YOUR TASK
Return verbatim the run of lines that opens with the line holding "Read out every word on this page." and closes with the last line of the records.

DATA ROWS
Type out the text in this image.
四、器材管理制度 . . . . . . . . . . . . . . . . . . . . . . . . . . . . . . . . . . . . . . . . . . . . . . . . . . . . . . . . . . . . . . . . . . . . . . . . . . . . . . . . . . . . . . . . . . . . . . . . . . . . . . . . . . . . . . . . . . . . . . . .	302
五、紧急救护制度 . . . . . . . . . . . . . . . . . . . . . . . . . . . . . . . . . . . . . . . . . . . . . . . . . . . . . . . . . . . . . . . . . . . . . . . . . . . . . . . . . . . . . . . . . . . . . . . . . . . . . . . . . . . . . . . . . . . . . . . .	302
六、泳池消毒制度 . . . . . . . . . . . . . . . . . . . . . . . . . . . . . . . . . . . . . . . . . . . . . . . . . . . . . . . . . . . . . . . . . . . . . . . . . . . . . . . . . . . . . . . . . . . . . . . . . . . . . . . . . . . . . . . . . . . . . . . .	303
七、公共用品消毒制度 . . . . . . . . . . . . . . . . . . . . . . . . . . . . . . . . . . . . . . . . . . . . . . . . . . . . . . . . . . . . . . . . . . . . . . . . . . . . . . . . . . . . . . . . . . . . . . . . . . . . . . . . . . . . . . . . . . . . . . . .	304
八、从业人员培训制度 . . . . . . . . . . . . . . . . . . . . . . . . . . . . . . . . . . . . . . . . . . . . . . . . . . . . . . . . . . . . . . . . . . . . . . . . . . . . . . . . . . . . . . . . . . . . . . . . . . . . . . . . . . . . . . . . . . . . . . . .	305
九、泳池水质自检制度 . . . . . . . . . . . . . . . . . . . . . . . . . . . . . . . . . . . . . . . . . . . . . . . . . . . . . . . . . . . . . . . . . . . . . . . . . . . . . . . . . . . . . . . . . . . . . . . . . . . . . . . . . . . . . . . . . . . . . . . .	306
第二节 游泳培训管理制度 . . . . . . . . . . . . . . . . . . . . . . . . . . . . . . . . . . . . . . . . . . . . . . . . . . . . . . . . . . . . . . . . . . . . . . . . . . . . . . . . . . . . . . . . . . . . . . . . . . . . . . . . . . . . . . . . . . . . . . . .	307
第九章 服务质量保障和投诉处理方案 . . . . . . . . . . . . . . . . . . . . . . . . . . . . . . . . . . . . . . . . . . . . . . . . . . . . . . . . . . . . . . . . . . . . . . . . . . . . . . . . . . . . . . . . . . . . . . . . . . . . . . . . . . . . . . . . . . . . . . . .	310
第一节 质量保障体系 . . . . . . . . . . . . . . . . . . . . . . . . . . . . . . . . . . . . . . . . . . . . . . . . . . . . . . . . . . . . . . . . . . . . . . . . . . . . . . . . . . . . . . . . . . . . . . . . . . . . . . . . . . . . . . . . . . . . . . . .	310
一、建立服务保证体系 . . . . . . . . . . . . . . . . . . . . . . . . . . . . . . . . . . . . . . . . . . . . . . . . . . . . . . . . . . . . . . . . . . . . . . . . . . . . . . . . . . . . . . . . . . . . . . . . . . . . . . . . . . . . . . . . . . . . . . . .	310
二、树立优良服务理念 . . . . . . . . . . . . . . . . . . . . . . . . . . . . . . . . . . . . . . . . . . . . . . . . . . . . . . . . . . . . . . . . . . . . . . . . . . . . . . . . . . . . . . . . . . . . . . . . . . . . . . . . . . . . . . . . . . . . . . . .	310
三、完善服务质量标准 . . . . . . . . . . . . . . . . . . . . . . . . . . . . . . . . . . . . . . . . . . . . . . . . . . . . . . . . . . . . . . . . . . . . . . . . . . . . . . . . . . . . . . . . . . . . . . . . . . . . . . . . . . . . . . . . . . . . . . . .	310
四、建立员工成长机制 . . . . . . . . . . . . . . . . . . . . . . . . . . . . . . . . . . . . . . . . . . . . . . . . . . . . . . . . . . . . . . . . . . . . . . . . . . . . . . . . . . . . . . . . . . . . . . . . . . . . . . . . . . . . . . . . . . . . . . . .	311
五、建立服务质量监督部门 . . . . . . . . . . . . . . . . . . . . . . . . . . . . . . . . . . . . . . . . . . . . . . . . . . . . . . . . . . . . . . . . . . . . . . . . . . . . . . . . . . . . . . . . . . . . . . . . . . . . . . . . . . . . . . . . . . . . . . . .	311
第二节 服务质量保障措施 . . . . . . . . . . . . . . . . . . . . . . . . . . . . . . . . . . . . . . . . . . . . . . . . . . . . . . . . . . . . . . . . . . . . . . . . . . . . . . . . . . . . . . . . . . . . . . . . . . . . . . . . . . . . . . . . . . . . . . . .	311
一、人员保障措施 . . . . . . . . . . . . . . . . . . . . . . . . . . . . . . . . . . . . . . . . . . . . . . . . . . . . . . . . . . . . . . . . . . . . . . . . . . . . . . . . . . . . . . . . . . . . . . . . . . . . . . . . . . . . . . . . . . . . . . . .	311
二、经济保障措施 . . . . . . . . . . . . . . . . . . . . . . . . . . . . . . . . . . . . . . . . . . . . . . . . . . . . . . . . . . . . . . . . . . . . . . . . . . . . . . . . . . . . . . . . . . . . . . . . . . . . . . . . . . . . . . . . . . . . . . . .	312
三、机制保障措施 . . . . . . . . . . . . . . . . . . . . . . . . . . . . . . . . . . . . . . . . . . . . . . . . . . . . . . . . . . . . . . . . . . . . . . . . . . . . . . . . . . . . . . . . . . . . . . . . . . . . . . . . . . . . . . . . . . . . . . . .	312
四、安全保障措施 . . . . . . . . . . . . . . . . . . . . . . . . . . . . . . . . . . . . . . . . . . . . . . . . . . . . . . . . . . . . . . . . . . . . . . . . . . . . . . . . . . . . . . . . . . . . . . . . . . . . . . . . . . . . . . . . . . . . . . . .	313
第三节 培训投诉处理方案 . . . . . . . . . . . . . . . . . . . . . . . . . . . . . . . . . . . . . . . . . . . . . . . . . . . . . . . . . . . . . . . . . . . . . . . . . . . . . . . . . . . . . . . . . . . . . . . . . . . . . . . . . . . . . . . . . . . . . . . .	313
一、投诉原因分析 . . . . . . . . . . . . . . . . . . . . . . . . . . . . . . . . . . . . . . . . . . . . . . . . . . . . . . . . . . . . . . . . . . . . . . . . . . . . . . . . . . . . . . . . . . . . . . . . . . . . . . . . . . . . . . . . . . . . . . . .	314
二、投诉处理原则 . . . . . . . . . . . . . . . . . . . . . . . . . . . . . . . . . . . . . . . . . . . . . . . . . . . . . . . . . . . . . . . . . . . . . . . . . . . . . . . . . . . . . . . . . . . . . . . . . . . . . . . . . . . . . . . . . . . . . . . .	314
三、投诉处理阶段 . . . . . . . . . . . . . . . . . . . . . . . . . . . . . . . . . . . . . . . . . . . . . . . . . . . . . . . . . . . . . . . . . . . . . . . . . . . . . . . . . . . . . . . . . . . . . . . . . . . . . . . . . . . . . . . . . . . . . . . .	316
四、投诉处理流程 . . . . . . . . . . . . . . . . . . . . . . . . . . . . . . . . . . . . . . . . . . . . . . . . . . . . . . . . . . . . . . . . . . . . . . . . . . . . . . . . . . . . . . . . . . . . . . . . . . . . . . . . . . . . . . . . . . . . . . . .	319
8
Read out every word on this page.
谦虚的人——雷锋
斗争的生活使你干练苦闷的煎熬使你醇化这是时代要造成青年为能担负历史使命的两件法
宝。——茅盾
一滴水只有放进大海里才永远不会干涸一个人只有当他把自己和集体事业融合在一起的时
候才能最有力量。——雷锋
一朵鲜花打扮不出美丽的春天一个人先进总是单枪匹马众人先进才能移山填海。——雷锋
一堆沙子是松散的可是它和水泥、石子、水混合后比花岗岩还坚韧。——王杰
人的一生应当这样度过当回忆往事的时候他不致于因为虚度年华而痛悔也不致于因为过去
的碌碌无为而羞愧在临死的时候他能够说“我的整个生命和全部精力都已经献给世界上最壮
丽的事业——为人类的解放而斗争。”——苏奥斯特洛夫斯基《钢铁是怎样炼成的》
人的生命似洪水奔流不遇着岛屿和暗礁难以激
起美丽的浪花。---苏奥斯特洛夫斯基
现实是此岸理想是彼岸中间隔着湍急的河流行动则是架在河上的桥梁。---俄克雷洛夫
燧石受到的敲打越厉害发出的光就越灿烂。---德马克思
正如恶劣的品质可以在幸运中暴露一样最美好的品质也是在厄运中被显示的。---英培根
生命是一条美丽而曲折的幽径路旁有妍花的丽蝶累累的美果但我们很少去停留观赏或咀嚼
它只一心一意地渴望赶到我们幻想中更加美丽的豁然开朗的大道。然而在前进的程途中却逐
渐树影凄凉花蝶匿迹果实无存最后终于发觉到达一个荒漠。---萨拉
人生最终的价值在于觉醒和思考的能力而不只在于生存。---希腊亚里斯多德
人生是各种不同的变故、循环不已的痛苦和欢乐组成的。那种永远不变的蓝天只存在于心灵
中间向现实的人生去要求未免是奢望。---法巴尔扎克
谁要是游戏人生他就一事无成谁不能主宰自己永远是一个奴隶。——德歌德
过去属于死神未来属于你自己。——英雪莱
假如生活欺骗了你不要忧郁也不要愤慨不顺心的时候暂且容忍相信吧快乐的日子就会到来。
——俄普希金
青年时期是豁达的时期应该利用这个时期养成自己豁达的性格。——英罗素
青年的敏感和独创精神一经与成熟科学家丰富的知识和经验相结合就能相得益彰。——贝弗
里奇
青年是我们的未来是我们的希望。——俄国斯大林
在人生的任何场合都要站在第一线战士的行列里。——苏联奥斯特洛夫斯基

COMPLETED EXERCISE
Read out every word on this page.
谦虚的人——雷锋
斗争的生活使你干练苦闷的煎熬使你醇化这是时代要造成青年为能担负历史使命的两件法
宝。——茅盾
一滴水只有放进大海里才永远不会干涸一个人只有当他把自己和集体事业融合在一起的时
候才能最有力量。——雷锋
一朵鲜花打扮不出美丽的春天一个人先进总是单枪匹马众人先进才能移山填海。——雷锋
一堆沙子是松散的可是它和水泥、石子、水混合后比花岗岩还坚韧。——王杰
人的一生应当这样度过当回忆往事的时候他不致于因为虚度年华而痛悔也不致于因为过去
的碌碌无为而羞愧在临死的时候他能够说“我的整个生命和全部精力都已经献给世界上最壮
丽的事业——为人类的解放而斗争。”——苏奥斯特洛夫斯基《钢铁是怎样炼成的》
人的生命似洪水奔流不遇着岛屿和暗礁难以激
起美丽的浪花。---苏奥斯特洛夫斯基
现实是此岸理想是彼岸中间隔着湍急的河流行动则是架在河上的桥梁。---俄克雷洛夫
燧石受到的敲打越厉害发出的光就越灿烂。---德马克思
正如恶劣的品质可以在幸运中暴露一样最美好的品质也是在厄运中被显示的。---英培根
生命是一条美丽而曲折的幽径路旁有妍花的丽蝶累累的美果但我们很少去停留观赏或咀嚼
它只一心一意地渴望赶到我们幻想中更加美丽的豁然开朗的大道。然而在前进的程途中却逐
渐树影凄凉花蝶匿迹果实无存最后终于发觉到达一个荒漠。---萨拉
人生最终的价值在于觉醒和思考的能力而不只在于生存。---希腊亚里斯多德
人生是各种不同的变故、循环不已的痛苦和欢乐组成的。那种永远不变的蓝天只存在于心灵
中间向现实的人生去要求未免是奢望。---法巴尔扎克
谁要是游戏人生他就一事无成谁不能主宰自己永远是一个奴隶。——德歌德
过去属于死神未来属于你自己。——英雪莱
假如生活欺骗了你不要忧郁也不要愤慨不顺心的时候暂且容忍相信吧快乐的日子就会到来。
——俄普希金
青年时期是豁达的时期应该利用这个时期养成自己豁达的性格。——英罗素
青年的敏感和独创精神一经与成熟科学家丰富的知识和经验相结合就能相得益彰。——贝弗
里奇
青年是我们的未来是我们的希望。——俄国斯大林
在人生的任何场合都要站在第一线战士的行列里。——苏联奥斯特洛夫斯基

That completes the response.